Each record below needs to be retyped exactly.

Top of Input data

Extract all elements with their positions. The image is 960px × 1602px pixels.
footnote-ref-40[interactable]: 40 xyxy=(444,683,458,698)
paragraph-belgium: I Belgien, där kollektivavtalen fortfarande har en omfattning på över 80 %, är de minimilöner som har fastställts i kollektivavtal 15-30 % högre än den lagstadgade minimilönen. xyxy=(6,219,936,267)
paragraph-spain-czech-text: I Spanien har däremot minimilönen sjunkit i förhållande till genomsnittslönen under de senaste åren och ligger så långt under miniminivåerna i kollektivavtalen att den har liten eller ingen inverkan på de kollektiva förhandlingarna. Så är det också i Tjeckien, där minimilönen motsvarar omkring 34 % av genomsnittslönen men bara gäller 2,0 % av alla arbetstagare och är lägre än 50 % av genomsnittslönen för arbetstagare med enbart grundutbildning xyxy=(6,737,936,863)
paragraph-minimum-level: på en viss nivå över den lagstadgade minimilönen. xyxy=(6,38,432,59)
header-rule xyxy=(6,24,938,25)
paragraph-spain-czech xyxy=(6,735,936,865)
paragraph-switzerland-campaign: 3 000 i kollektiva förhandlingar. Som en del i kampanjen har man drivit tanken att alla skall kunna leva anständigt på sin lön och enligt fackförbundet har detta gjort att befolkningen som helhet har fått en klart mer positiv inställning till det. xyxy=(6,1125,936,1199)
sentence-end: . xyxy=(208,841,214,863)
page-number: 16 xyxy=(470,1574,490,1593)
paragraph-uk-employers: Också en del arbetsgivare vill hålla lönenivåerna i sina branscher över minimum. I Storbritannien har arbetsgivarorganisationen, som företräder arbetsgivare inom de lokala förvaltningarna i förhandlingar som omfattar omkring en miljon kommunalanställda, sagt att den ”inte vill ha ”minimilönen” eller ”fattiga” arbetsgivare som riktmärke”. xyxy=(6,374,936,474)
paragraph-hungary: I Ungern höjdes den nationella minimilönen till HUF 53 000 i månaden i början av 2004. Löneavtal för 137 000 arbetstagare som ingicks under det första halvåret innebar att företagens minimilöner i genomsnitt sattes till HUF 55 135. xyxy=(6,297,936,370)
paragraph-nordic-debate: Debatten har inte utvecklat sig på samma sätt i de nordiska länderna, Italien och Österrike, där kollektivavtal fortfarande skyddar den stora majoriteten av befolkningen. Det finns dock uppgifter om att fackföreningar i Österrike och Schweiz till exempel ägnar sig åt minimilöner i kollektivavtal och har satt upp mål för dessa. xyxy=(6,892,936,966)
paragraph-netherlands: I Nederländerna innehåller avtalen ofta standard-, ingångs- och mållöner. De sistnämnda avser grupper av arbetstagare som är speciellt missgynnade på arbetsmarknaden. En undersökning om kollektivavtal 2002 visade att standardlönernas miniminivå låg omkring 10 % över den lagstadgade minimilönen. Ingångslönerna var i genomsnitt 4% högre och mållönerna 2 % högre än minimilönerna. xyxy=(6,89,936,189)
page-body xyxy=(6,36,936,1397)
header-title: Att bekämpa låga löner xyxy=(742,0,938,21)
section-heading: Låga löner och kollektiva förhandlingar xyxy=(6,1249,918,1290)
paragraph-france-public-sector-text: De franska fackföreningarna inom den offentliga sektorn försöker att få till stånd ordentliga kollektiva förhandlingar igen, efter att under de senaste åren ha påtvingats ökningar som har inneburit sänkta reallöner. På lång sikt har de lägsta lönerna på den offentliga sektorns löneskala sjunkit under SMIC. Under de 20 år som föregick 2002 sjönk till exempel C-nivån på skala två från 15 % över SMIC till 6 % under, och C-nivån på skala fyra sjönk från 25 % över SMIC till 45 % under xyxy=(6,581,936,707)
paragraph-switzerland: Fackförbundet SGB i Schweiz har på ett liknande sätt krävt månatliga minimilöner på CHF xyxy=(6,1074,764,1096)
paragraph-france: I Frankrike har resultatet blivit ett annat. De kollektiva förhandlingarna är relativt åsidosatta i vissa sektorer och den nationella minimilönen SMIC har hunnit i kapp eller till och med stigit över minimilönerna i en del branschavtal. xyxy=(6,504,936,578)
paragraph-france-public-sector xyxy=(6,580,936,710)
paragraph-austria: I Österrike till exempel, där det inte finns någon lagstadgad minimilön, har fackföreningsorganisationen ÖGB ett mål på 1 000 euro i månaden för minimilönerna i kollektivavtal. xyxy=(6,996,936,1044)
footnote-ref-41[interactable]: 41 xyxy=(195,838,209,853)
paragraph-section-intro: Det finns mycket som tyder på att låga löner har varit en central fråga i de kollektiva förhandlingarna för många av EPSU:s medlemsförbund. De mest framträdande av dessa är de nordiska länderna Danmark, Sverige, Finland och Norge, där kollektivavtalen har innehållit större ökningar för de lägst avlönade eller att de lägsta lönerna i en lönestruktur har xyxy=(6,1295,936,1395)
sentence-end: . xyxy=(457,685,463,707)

Bottom of Input data

**Response to this exercise:**
Extract all elements with their positions. The image is 960px × 1602px pixels.
footnote-ref-40[interactable]: 40 xyxy=(444,683,458,698)
paragraph-belgium: I Belgien, där kollektivavtalen fortfarande har en omfattning på över 80 %, är de minimilöner som har fastställts i kollektivavtal 15-30 % högre än den lagstadgade minimilönen. xyxy=(6,219,936,267)
paragraph-spain-czech-text: I Spanien har däremot minimilönen sjunkit i förhållande till genomsnittslönen under de senaste åren och ligger så långt under miniminivåerna i kollektivavtalen att den har liten eller ingen inverkan på de kollektiva förhandlingarna. Så är det också i Tjeckien, där minimilönen motsvarar omkring 34 % av genomsnittslönen men bara gäller 2,0 % av alla arbetstagare och är lägre än 50 % av genomsnittslönen för arbetstagare med enbart grundutbildning xyxy=(6,737,936,863)
paragraph-minimum-level: på en viss nivå över den lagstadgade minimilönen. xyxy=(6,38,432,59)
header-rule xyxy=(6,24,938,25)
paragraph-spain-czech xyxy=(6,735,936,865)
paragraph-switzerland-campaign: 3 000 i kollektiva förhandlingar. Som en del i kampanjen har man drivit tanken att alla skall kunna leva anständigt på sin lön och enligt fackförbundet har detta gjort att befolkningen som helhet har fått en klart mer positiv inställning till det. xyxy=(6,1125,936,1199)
sentence-end: . xyxy=(208,841,214,863)
page-number: 16 xyxy=(470,1574,490,1593)
paragraph-uk-employers: Också en del arbetsgivare vill hålla lönenivåerna i sina branscher över minimum. I Storbritannien har arbetsgivarorganisationen, som företräder arbetsgivare inom de lokala förvaltningarna i förhandlingar som omfattar omkring en miljon kommunalanställda, sagt att den ”inte vill ha ”minimilönen” eller ”fattiga” arbetsgivare som riktmärke”. xyxy=(6,374,936,474)
paragraph-hungary: I Ungern höjdes den nationella minimilönen till HUF 53 000 i månaden i början av 2004. Löneavtal för 137 000 arbetstagare som ingicks under det första halvåret innebar att företagens minimilöner i genomsnitt sattes till HUF 55 135. xyxy=(6,297,936,370)
paragraph-nordic-debate: Debatten har inte utvecklat sig på samma sätt i de nordiska länderna, Italien och Österrike, där kollektivavtal fortfarande skyddar den stora majoriteten av befolkningen. Det finns dock uppgifter om att fackföreningar i Österrike och Schweiz till exempel ägnar sig åt minimilöner i kollektivavtal och har satt upp mål för dessa. xyxy=(6,892,936,966)
paragraph-netherlands: I Nederländerna innehåller avtalen ofta standard-, ingångs- och mållöner. De sistnämnda avser grupper av arbetstagare som är speciellt missgynnade på arbetsmarknaden. En undersökning om kollektivavtal 2002 visade att standardlönernas miniminivå låg omkring 10 % över den lagstadgade minimilönen. Ingångslönerna var i genomsnitt 4% högre och mållönerna 2 % högre än minimilönerna. xyxy=(6,89,936,189)
page-body xyxy=(6,36,936,1397)
header-title: Att bekämpa låga löner xyxy=(742,0,938,21)
section-heading: Låga löner och kollektiva förhandlingar xyxy=(6,1249,918,1290)
paragraph-france-public-sector-text: De franska fackföreningarna inom den offentliga sektorn försöker att få till stånd ordentliga kollektiva förhandlingar igen, efter att under de senaste åren ha påtvingats ökningar som har inneburit sänkta reallöner. På lång sikt har de lägsta lönerna på den offentliga sektorns löneskala sjunkit under SMIC. Under de 20 år som föregick 2002 sjönk till exempel C-nivån på skala två från 15 % över SMIC till 6 % under, och C-nivån på skala fyra sjönk från 25 % över SMIC till 45 % under xyxy=(6,581,936,707)
paragraph-switzerland: Fackförbundet SGB i Schweiz har på ett liknande sätt krävt månatliga minimilöner på CHF xyxy=(6,1074,764,1096)
paragraph-france: I Frankrike har resultatet blivit ett annat. De kollektiva förhandlingarna är relativt åsidosatta i vissa sektorer och den nationella minimilönen SMIC har hunnit i kapp eller till och med stigit över minimilönerna i en del branschavtal. xyxy=(6,504,936,578)
paragraph-france-public-sector xyxy=(6,580,936,710)
paragraph-austria: I Österrike till exempel, där det inte finns någon lagstadgad minimilön, har fackföreningsorganisationen ÖGB ett mål på 1 000 euro i månaden för minimilönerna i kollektivavtal. xyxy=(6,996,936,1044)
footnote-ref-41[interactable]: 41 xyxy=(195,838,209,853)
paragraph-section-intro: Det finns mycket som tyder på att låga löner har varit en central fråga i de kollektiva förhandlingarna för många av EPSU:s medlemsförbund. De mest framträdande av dessa är de nordiska länderna Danmark, Sverige, Finland och Norge, där kollektivavtalen har innehållit större ökningar för de lägst avlönade eller att de lägsta lönerna i en lönestruktur har xyxy=(6,1295,936,1395)
sentence-end: . xyxy=(457,685,463,707)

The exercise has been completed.